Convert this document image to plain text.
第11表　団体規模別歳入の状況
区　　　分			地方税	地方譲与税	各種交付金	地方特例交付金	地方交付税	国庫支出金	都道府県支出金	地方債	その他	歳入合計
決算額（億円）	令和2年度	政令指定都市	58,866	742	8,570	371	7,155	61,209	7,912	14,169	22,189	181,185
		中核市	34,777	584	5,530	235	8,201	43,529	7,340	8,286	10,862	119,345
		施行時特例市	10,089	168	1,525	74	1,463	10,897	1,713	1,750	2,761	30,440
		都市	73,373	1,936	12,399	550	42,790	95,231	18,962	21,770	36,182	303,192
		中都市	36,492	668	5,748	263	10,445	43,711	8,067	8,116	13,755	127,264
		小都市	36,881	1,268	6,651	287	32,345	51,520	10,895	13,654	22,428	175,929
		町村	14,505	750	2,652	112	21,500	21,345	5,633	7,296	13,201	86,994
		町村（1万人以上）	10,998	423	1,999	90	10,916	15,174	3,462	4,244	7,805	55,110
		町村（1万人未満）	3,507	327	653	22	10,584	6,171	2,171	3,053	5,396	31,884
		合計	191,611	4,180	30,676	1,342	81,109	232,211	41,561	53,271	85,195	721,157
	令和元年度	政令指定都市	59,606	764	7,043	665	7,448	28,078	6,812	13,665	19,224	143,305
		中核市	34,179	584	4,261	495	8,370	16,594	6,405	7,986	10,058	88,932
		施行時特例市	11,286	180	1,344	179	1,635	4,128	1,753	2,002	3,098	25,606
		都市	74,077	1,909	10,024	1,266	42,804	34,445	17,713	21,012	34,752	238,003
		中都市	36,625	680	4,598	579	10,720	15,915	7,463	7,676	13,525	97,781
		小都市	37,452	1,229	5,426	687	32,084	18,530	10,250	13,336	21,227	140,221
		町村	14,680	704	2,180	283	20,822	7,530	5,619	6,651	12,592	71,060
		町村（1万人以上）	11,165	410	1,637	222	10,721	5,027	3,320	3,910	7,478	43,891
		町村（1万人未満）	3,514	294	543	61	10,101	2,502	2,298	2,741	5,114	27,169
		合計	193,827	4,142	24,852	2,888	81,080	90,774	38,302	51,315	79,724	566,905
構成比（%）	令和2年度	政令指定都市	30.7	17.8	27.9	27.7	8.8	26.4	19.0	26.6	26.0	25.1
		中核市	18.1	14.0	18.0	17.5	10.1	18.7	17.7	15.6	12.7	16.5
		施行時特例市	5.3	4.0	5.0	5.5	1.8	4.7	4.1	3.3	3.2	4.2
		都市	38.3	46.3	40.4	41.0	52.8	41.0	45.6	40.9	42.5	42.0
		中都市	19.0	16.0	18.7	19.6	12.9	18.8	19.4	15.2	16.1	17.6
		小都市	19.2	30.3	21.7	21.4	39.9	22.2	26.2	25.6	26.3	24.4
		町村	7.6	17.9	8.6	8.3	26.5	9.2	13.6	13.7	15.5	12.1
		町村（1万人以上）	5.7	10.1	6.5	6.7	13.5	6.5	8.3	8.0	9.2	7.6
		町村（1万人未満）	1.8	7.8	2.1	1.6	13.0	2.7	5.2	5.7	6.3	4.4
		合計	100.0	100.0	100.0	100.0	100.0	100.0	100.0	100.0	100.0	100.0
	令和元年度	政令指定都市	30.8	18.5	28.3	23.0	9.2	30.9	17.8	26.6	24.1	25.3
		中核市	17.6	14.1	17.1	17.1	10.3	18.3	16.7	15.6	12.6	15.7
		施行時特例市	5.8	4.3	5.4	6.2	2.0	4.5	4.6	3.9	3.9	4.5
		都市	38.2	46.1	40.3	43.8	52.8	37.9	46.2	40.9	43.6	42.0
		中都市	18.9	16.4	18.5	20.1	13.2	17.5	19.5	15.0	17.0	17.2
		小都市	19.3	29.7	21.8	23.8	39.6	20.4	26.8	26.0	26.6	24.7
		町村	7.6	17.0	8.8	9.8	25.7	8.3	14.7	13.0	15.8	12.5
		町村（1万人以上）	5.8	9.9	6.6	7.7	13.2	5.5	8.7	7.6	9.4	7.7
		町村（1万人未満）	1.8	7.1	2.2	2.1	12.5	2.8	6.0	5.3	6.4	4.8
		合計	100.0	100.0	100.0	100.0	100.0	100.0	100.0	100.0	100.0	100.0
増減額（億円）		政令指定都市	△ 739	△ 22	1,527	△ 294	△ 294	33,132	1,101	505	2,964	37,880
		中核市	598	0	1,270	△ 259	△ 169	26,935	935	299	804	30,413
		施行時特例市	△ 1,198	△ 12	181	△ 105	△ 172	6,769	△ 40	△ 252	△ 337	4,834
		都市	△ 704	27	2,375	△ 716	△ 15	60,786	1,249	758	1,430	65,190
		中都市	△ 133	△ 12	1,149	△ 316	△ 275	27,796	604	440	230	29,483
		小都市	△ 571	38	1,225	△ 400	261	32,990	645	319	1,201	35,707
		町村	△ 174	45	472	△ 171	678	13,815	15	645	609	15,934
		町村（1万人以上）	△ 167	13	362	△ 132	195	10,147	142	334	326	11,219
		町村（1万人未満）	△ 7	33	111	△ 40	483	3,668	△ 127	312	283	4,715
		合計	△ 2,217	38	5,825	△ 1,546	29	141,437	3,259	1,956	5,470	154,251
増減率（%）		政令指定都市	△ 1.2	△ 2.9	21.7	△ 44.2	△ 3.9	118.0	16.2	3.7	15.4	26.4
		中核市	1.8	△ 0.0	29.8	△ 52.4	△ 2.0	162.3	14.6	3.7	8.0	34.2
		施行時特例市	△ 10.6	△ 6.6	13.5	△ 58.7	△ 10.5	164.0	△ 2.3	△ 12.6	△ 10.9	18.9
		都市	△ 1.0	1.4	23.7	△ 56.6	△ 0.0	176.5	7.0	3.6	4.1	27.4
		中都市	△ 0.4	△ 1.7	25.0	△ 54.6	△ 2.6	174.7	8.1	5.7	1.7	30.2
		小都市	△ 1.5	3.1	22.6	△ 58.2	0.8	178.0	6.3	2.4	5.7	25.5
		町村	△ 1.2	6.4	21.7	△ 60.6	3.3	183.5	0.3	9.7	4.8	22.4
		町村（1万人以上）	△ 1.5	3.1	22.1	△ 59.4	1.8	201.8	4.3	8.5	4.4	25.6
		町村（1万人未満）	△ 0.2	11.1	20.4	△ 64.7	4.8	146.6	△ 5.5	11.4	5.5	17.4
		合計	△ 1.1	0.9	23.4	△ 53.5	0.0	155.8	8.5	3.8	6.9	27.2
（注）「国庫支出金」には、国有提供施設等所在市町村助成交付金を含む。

...

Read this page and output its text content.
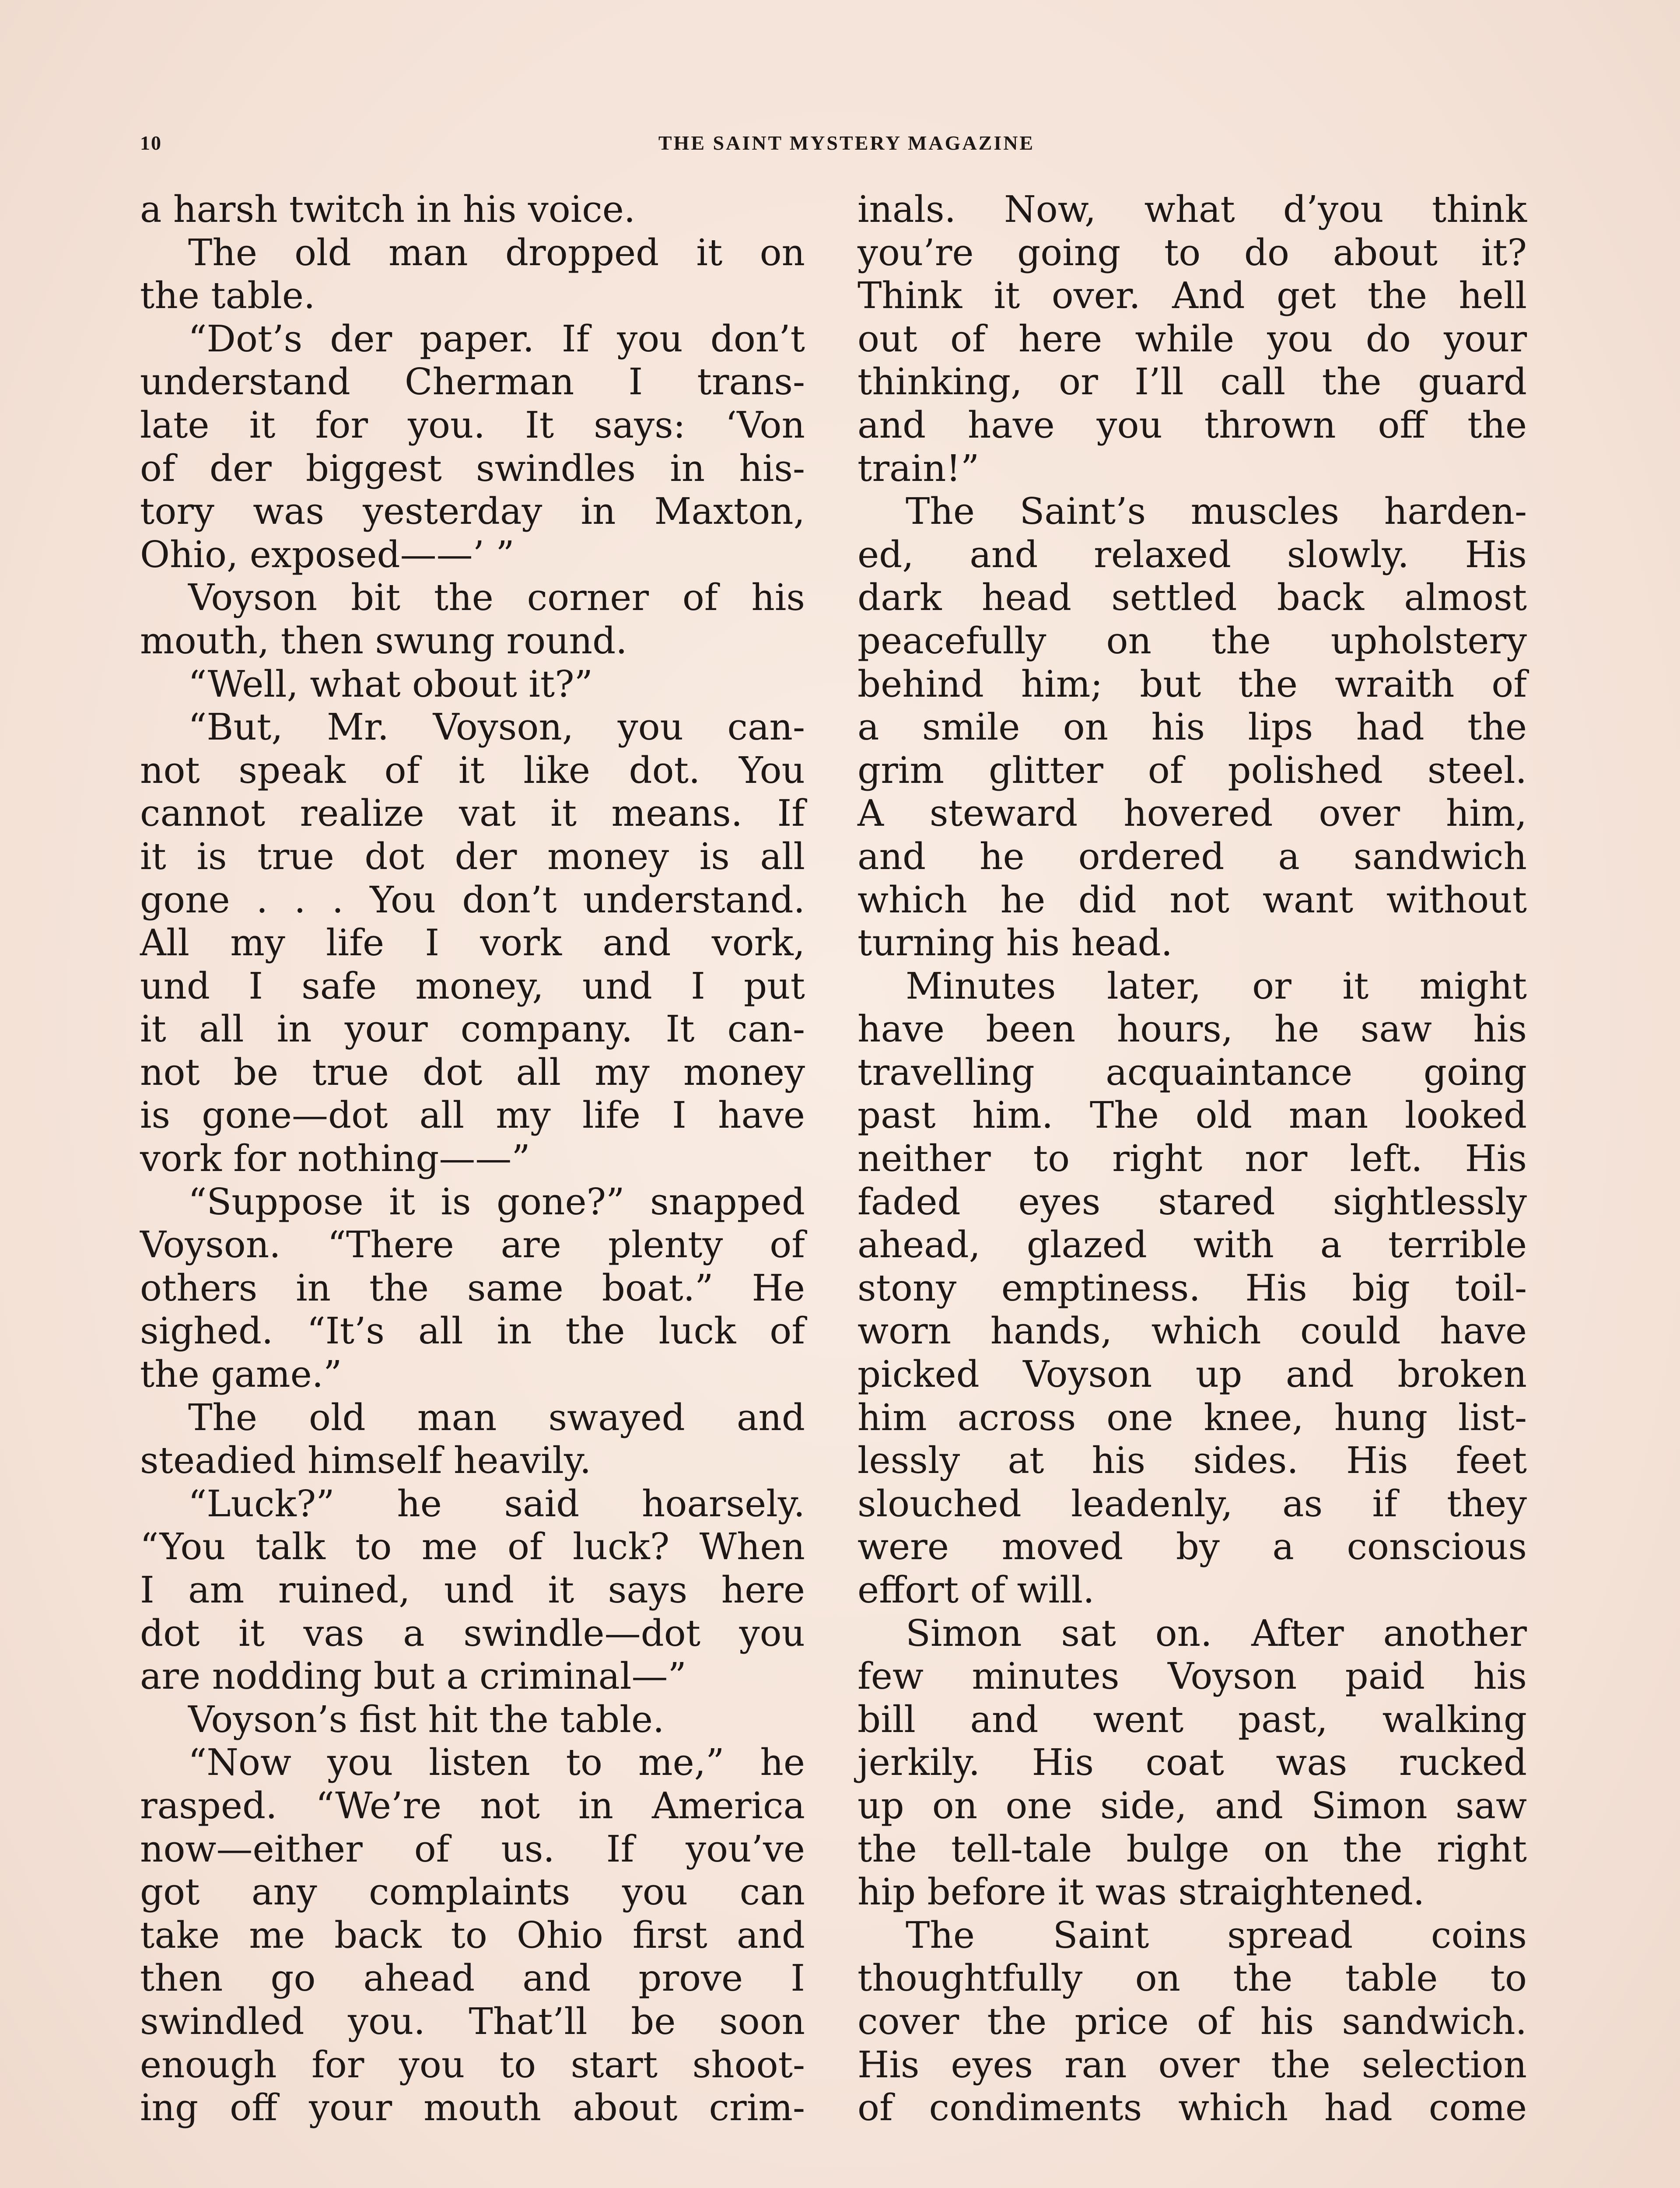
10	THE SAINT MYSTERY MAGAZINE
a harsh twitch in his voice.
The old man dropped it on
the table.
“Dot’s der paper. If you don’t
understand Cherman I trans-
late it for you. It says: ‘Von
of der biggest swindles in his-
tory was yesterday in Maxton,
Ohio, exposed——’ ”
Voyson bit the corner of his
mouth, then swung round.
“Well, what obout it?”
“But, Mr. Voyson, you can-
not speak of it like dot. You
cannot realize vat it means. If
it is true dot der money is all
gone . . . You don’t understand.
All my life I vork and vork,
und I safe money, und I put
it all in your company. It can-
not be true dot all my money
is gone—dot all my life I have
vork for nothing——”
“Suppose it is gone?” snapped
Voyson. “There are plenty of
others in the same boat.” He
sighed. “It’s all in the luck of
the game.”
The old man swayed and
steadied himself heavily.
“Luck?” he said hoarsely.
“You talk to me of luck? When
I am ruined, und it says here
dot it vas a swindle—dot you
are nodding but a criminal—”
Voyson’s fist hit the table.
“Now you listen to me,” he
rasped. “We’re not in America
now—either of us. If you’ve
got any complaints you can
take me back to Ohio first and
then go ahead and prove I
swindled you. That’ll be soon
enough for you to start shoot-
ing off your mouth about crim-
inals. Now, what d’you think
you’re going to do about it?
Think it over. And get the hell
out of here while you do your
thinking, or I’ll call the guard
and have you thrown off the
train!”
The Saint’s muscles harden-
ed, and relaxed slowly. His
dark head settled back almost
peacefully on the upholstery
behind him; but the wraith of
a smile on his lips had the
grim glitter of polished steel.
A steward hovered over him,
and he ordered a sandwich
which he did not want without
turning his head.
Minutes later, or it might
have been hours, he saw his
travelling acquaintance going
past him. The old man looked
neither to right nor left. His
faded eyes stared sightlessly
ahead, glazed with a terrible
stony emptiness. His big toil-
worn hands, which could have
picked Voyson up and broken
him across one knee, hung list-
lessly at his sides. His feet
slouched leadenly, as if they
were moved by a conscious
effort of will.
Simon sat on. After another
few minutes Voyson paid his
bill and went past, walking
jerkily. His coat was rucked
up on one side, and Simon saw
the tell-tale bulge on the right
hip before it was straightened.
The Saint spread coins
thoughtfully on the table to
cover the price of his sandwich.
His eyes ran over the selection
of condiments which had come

The task: For each line of the listing that holds the word "table", show that line.

Output below:
the table.
Voyson’s fist hit the table.
thoughtfully on the table to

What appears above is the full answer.